## [GOAL]
Output all lines exactly.

## [ITEMS]
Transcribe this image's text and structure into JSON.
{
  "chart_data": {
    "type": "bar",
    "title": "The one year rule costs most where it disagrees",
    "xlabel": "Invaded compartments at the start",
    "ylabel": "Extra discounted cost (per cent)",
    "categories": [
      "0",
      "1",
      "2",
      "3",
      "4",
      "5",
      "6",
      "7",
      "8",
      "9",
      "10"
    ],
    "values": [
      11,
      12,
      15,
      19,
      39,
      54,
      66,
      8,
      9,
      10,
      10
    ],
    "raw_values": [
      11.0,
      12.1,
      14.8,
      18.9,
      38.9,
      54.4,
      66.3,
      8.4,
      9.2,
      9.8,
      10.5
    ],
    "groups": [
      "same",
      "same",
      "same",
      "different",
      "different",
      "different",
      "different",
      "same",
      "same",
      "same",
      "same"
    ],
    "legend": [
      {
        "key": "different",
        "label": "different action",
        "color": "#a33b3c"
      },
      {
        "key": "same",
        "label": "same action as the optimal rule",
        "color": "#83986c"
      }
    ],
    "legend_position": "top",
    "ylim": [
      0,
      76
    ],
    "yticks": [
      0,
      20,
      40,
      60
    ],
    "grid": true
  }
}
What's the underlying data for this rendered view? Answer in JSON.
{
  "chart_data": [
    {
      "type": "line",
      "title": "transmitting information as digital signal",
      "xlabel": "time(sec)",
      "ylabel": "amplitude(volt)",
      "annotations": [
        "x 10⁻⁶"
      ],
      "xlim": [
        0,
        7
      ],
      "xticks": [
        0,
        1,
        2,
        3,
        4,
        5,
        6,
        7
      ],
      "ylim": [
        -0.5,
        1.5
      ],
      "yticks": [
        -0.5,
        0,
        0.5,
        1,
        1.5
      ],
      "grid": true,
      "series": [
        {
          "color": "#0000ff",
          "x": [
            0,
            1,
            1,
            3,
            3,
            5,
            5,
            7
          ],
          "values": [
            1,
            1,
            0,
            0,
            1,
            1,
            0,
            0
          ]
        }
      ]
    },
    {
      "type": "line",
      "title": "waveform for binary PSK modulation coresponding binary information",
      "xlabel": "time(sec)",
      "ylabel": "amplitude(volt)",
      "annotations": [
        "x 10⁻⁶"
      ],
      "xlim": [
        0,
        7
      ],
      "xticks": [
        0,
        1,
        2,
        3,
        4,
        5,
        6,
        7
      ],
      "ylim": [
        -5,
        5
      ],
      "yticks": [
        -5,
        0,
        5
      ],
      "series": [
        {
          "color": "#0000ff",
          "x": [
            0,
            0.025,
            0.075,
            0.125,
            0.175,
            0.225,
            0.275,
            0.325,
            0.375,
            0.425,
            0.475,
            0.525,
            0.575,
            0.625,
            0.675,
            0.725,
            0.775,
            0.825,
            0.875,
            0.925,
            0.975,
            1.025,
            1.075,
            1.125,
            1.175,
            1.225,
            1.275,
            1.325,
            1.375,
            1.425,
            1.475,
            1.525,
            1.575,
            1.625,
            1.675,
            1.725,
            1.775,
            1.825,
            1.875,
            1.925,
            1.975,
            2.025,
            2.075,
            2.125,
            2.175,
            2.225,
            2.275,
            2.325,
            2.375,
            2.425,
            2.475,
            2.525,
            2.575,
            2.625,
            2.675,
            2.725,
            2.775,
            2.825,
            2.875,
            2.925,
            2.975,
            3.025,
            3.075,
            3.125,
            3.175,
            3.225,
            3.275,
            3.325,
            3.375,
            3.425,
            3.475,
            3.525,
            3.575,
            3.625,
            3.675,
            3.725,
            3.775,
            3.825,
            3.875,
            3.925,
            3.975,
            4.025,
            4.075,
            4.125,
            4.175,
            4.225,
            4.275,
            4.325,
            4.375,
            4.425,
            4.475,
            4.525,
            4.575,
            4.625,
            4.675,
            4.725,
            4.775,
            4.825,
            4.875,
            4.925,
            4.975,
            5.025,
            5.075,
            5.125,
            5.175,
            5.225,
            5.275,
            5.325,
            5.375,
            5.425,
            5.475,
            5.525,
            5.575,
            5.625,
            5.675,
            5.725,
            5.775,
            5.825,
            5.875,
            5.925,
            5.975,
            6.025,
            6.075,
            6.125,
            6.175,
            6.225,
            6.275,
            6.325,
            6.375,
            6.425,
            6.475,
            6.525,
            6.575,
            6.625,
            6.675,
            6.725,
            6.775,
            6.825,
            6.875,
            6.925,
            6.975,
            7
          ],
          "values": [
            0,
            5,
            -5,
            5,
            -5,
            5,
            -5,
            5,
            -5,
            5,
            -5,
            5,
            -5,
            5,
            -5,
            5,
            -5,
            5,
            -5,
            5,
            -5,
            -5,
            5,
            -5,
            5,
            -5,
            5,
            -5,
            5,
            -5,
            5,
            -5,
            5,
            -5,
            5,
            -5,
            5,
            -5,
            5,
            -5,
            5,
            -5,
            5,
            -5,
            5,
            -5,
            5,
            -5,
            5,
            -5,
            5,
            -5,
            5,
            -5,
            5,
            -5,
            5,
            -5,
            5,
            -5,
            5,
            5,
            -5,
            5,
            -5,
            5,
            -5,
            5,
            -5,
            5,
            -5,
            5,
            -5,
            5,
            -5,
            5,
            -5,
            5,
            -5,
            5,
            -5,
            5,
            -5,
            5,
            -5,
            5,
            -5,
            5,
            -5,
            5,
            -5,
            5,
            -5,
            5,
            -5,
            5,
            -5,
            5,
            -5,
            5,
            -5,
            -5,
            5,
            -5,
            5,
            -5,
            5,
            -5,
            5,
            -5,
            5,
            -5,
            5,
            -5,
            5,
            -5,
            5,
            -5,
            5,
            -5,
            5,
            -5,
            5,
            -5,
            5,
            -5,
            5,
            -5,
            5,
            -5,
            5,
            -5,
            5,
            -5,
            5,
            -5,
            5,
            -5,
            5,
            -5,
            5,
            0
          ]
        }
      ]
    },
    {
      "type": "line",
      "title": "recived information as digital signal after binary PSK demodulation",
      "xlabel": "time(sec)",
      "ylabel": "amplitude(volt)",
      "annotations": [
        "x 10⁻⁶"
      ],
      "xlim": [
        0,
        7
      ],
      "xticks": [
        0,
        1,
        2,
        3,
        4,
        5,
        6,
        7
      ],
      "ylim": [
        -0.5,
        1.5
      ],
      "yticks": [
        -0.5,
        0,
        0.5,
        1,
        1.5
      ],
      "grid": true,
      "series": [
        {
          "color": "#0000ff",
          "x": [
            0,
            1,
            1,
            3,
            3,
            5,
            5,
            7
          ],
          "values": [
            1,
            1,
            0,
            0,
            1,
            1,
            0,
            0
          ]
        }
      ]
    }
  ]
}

## [CORRECT RESPONSE]
Transcribe this image's text and structure into JSON.
{
  "chart_data": {
    "type": "bar",
    "title": "The one year rule costs most where it disagrees",
    "xlabel": "Invaded compartments at the start",
    "ylabel": "Extra discounted cost (per cent)",
    "categories": [
      "0",
      "1",
      "2",
      "3",
      "4",
      "5",
      "6",
      "7",
      "8",
      "9",
      "10"
    ],
    "values": [
      11,
      12,
      15,
      19,
      39,
      54,
      66,
      8,
      9,
      10,
      10
    ],
    "raw_values": [
      11.0,
      12.1,
      14.8,
      18.9,
      38.9,
      54.4,
      66.3,
      8.4,
      9.2,
      9.8,
      10.5
    ],
    "groups": [
      "same",
      "same",
      "same",
      "different",
      "different",
      "different",
      "different",
      "same",
      "same",
      "same",
      "same"
    ],
    "legend": [
      {
        "key": "different",
        "label": "different action",
        "color": "#a33b3c"
      },
      {
        "key": "same",
        "label": "same action as the optimal rule",
        "color": "#83986c"
      }
    ],
    "legend_position": "top",
    "ylim": [
      0,
      76
    ],
    "yticks": [
      0,
      20,
      40,
      60
    ],
    "grid": true
  }
}
What's the underlying data for this rendered view? Answer in JSON.
{
  "chart_data": [
    {
      "type": "line",
      "title": "transmitting information as digital signal",
      "xlabel": "time(sec)",
      "ylabel": "amplitude(volt)",
      "annotations": [
        "x 10⁻⁶"
      ],
      "xlim": [
        0,
        7
      ],
      "xticks": [
        0,
        1,
        2,
        3,
        4,
        5,
        6,
        7
      ],
      "ylim": [
        -0.5,
        1.5
      ],
      "yticks": [
        -0.5,
        0,
        0.5,
        1,
        1.5
      ],
      "grid": true,
      "series": [
        {
          "color": "#0000ff",
          "x": [
            0,
            1,
            1,
            3,
            3,
            5,
            5,
            7
          ],
          "values": [
            1,
            1,
            0,
            0,
            1,
            1,
            0,
            0
          ]
        }
      ]
    },
    {
      "type": "line",
      "title": "waveform for binary PSK modulation coresponding binary information",
      "xlabel": "time(sec)",
      "ylabel": "amplitude(volt)",
      "annotations": [
        "x 10⁻⁶"
      ],
      "xlim": [
        0,
        7
      ],
      "xticks": [
        0,
        1,
        2,
        3,
        4,
        5,
        6,
        7
      ],
      "ylim": [
        -5,
        5
      ],
      "yticks": [
        -5,
        0,
        5
      ],
      "series": [
        {
          "color": "#0000ff",
          "x": [
            0,
            0.025,
            0.075,
            0.125,
            0.175,
            0.225,
            0.275,
            0.325,
            0.375,
            0.425,
            0.475,
            0.525,
            0.575,
            0.625,
            0.675,
            0.725,
            0.775,
            0.825,
            0.875,
            0.925,
            0.975,
            1.025,
            1.075,
            1.125,
            1.175,
            1.225,
            1.275,
            1.325,
            1.375,
            1.425,
            1.475,
            1.525,
            1.575,
            1.625,
            1.675,
            1.725,
            1.775,
            1.825,
            1.875,
            1.925,
            1.975,
            2.025,
            2.075,
            2.125,
            2.175,
            2.225,
            2.275,
            2.325,
            2.375,
            2.425,
            2.475,
            2.525,
            2.575,
            2.625,
            2.675,
            2.725,
            2.775,
            2.825,
            2.875,
            2.925,
            2.975,
            3.025,
            3.075,
            3.125,
            3.175,
            3.225,
            3.275,
            3.325,
            3.375,
            3.425,
            3.475,
            3.525,
            3.575,
            3.625,
            3.675,
            3.725,
            3.775,
            3.825,
            3.875,
            3.925,
            3.975,
            4.025,
            4.075,
            4.125,
            4.175,
            4.225,
            4.275,
            4.325,
            4.375,
            4.425,
            4.475,
            4.525,
            4.575,
            4.625,
            4.675,
            4.725,
            4.775,
            4.825,
            4.875,
            4.925,
            4.975,
            5.025,
            5.075,
            5.125,
            5.175,
            5.225,
            5.275,
            5.325,
            5.375,
            5.425,
            5.475,
            5.525,
            5.575,
            5.625,
            5.675,
            5.725,
            5.775,
            5.825,
            5.875,
            5.925,
            5.975,
            6.025,
            6.075,
            6.125,
            6.175,
            6.225,
            6.275,
            6.325,
            6.375,
            6.425,
            6.475,
            6.525,
            6.575,
            6.625,
            6.675,
            6.725,
            6.775,
            6.825,
            6.875,
            6.925,
            6.975,
            7
          ],
          "values": [
            0,
            5,
            -5,
            5,
            -5,
            5,
            -5,
            5,
            -5,
            5,
            -5,
            5,
            -5,
            5,
            -5,
            5,
            -5,
            5,
            -5,
            5,
            -5,
            -5,
            5,
            -5,
            5,
            -5,
            5,
            -5,
            5,
            -5,
            5,
            -5,
            5,
            -5,
            5,
            -5,
            5,
            -5,
            5,
            -5,
            5,
            -5,
            5,
            -5,
            5,
            -5,
            5,
            -5,
            5,
            -5,
            5,
            -5,
            5,
            -5,
            5,
            -5,
            5,
            -5,
            5,
            -5,
            5,
            5,
            -5,
            5,
            -5,
            5,
            -5,
            5,
            -5,
            5,
            -5,
            5,
            -5,
            5,
            -5,
            5,
            -5,
            5,
            -5,
            5,
            -5,
            5,
            -5,
            5,
            -5,
            5,
            -5,
            5,
            -5,
            5,
            -5,
            5,
            -5,
            5,
            -5,
            5,
            -5,
            5,
            -5,
            5,
            -5,
            -5,
            5,
            -5,
            5,
            -5,
            5,
            -5,
            5,
            -5,
            5,
            -5,
            5,
            -5,
            5,
            -5,
            5,
            -5,
            5,
            -5,
            5,
            -5,
            5,
            -5,
            5,
            -5,
            5,
            -5,
            5,
            -5,
            5,
            -5,
            5,
            -5,
            5,
            -5,
            5,
            -5,
            5,
            -5,
            5,
            0
          ]
        }
      ]
    },
    {
      "type": "line",
      "title": "recived information as digital signal after binary PSK demodulation",
      "xlabel": "time(sec)",
      "ylabel": "amplitude(volt)",
      "annotations": [
        "x 10⁻⁶"
      ],
      "xlim": [
        0,
        7
      ],
      "xticks": [
        0,
        1,
        2,
        3,
        4,
        5,
        6,
        7
      ],
      "ylim": [
        -0.5,
        1.5
      ],
      "yticks": [
        -0.5,
        0,
        0.5,
        1,
        1.5
      ],
      "grid": true,
      "series": [
        {
          "color": "#0000ff",
          "x": [
            0,
            1,
            1,
            3,
            3,
            5,
            5,
            7
          ],
          "values": [
            1,
            1,
            0,
            0,
            1,
            1,
            0,
            0
          ]
        }
      ]
    }
  ]
}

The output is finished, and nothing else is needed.